— start —

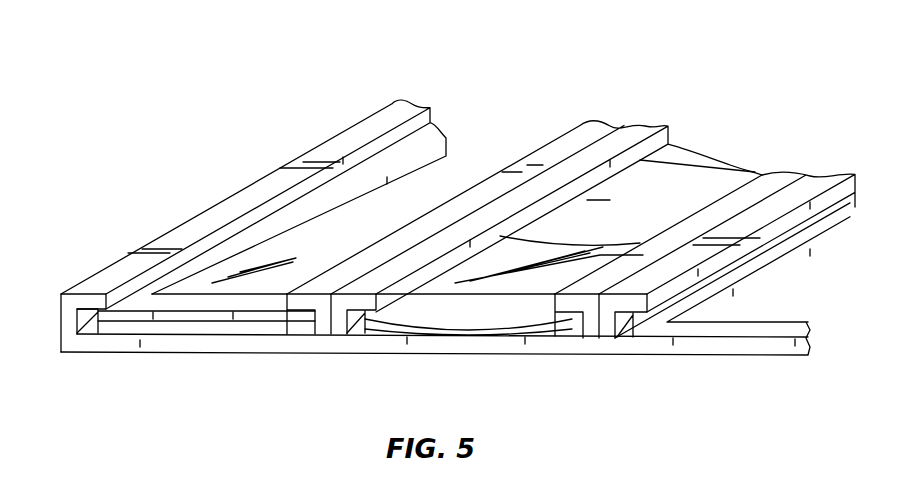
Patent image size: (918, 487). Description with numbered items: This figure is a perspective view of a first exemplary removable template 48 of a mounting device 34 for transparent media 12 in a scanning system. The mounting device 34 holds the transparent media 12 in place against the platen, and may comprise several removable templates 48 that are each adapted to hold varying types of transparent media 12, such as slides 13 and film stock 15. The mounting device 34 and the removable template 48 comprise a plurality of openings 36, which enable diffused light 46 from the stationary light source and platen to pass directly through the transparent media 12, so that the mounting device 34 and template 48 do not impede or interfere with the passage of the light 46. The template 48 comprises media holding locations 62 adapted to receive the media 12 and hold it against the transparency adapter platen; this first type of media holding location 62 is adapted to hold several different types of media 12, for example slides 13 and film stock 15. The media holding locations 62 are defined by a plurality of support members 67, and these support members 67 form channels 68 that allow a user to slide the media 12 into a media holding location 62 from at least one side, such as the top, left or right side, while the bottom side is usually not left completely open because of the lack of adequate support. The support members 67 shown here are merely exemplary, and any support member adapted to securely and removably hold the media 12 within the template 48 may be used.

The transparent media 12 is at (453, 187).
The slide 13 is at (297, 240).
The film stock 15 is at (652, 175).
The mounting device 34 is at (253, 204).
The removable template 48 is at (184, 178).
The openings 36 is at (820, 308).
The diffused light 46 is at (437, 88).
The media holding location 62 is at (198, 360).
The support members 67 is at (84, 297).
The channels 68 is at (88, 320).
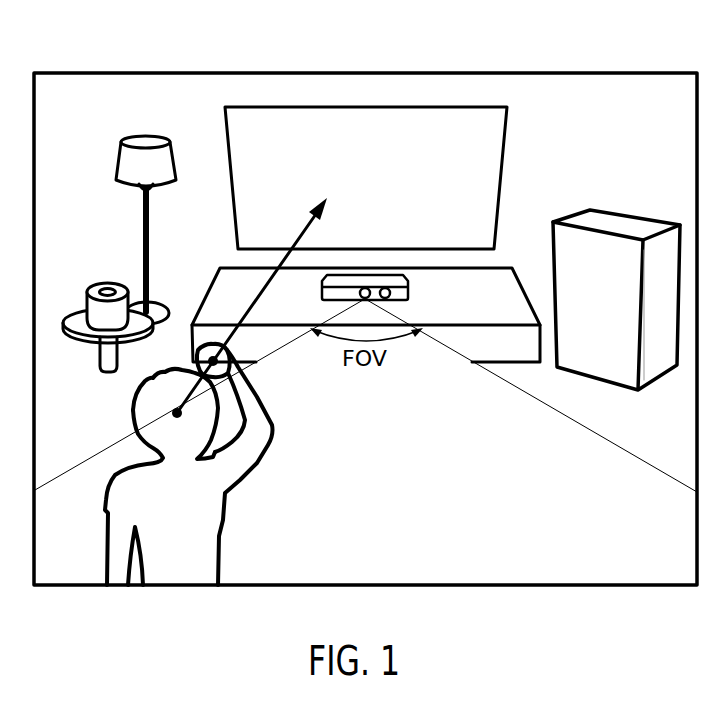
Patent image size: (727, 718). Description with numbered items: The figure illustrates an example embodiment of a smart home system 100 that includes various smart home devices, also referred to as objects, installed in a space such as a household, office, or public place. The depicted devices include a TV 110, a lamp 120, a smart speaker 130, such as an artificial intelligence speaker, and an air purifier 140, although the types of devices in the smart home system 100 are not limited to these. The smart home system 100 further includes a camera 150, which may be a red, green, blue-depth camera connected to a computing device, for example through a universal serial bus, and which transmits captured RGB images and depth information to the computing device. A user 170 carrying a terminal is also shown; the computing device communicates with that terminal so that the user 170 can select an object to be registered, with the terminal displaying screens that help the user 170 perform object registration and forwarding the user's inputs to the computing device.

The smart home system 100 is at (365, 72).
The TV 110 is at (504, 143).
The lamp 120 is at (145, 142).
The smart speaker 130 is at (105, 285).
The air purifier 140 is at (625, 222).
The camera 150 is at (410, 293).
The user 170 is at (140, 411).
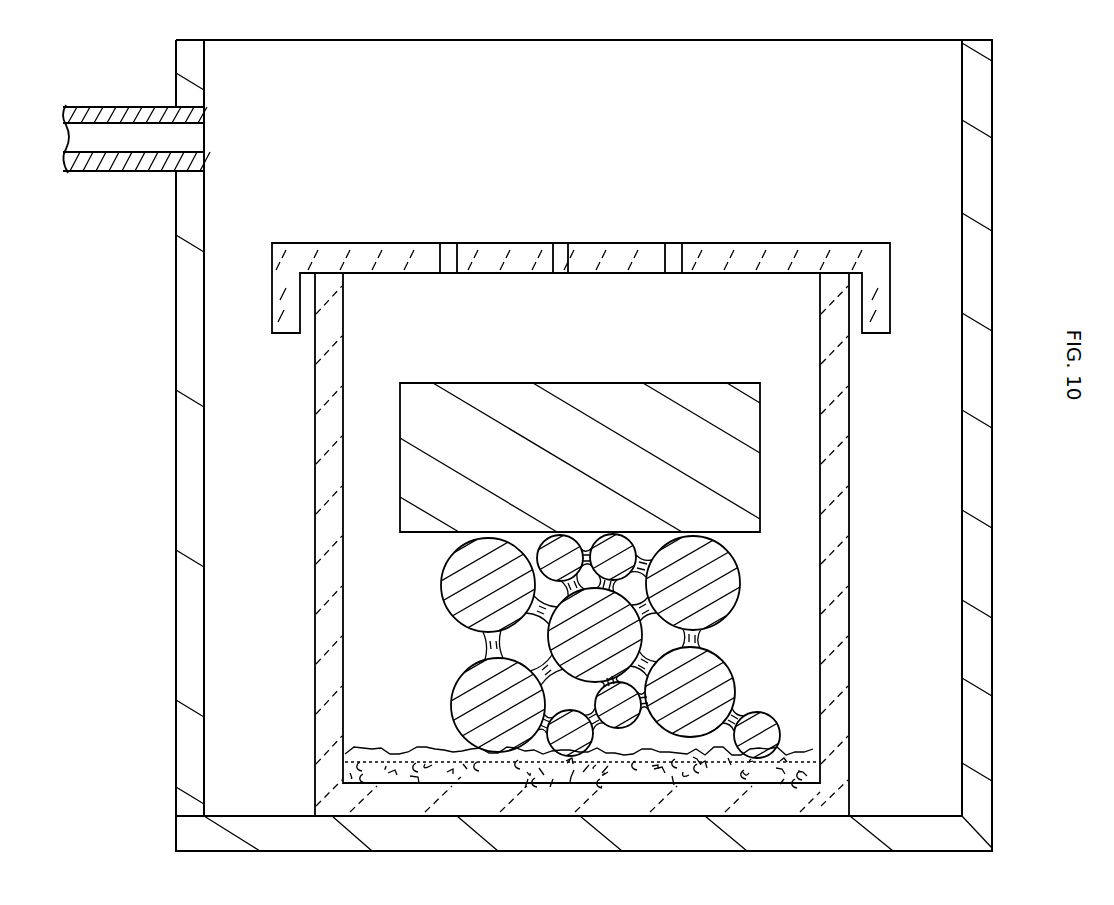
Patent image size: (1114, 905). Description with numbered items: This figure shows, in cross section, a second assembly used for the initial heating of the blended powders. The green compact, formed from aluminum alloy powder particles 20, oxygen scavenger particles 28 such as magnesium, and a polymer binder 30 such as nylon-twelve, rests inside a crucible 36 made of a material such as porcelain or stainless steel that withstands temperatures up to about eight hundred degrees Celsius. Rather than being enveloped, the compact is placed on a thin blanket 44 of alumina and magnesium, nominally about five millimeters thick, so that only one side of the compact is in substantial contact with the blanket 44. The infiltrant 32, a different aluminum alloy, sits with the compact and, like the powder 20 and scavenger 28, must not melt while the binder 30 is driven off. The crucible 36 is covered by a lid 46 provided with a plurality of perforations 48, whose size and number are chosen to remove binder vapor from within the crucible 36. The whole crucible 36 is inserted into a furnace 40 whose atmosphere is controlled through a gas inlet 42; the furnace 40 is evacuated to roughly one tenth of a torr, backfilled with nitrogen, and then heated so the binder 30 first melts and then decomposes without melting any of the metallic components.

— end —
— start —

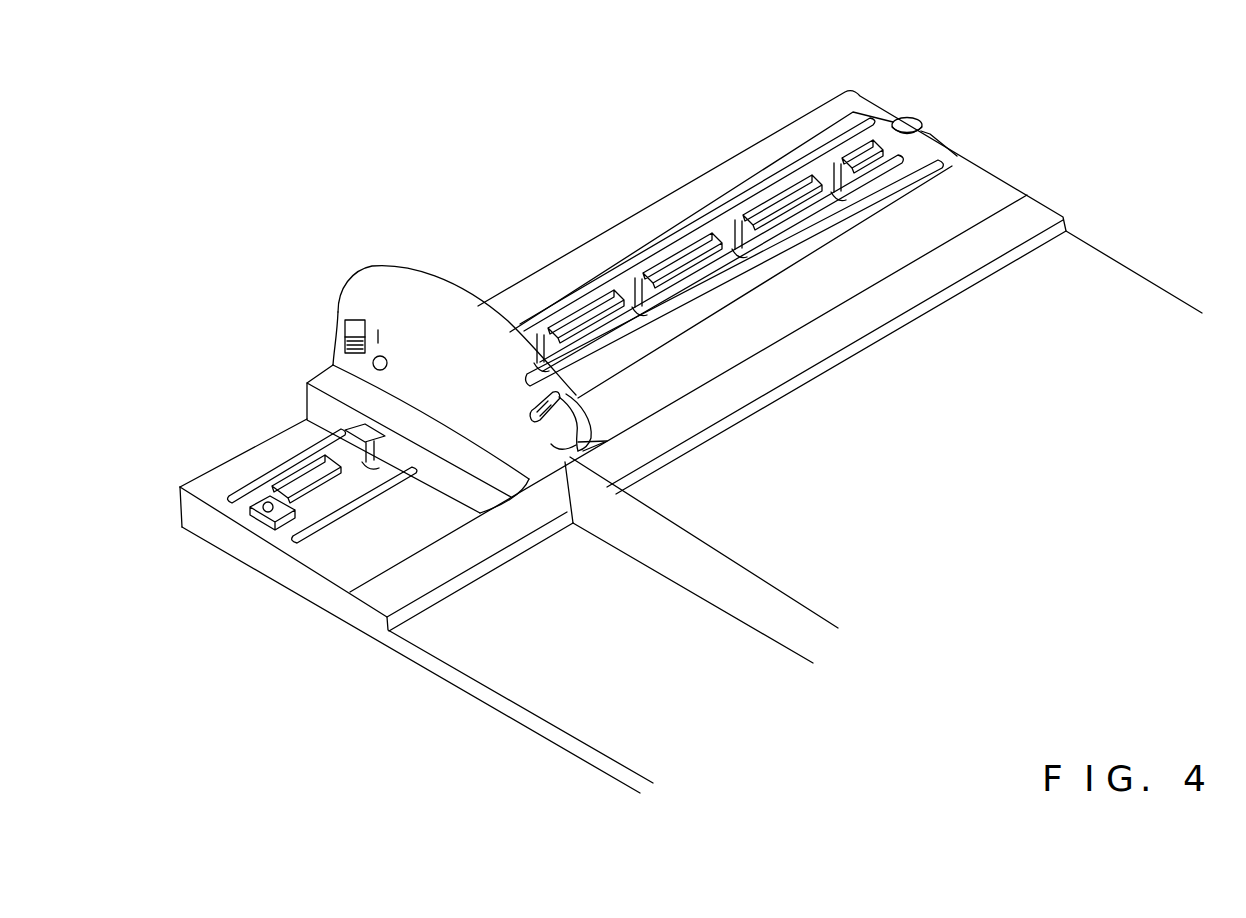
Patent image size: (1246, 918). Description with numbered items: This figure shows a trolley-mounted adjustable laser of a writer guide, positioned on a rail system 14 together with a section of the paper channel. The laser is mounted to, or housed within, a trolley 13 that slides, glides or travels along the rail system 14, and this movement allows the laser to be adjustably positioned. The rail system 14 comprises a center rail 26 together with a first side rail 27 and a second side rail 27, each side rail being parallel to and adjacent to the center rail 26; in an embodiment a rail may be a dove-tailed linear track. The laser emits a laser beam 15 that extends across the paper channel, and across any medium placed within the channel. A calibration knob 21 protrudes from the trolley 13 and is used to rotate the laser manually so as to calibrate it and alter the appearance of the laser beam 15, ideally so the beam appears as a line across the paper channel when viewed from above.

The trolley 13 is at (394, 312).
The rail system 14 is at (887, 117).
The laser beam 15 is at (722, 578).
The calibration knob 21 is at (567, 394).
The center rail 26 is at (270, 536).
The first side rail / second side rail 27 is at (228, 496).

— end —

### EXERCISE TASK
Count the lines of the data above that contain the string "rail", and give only that number.

### EXERCISE SOLUTION
4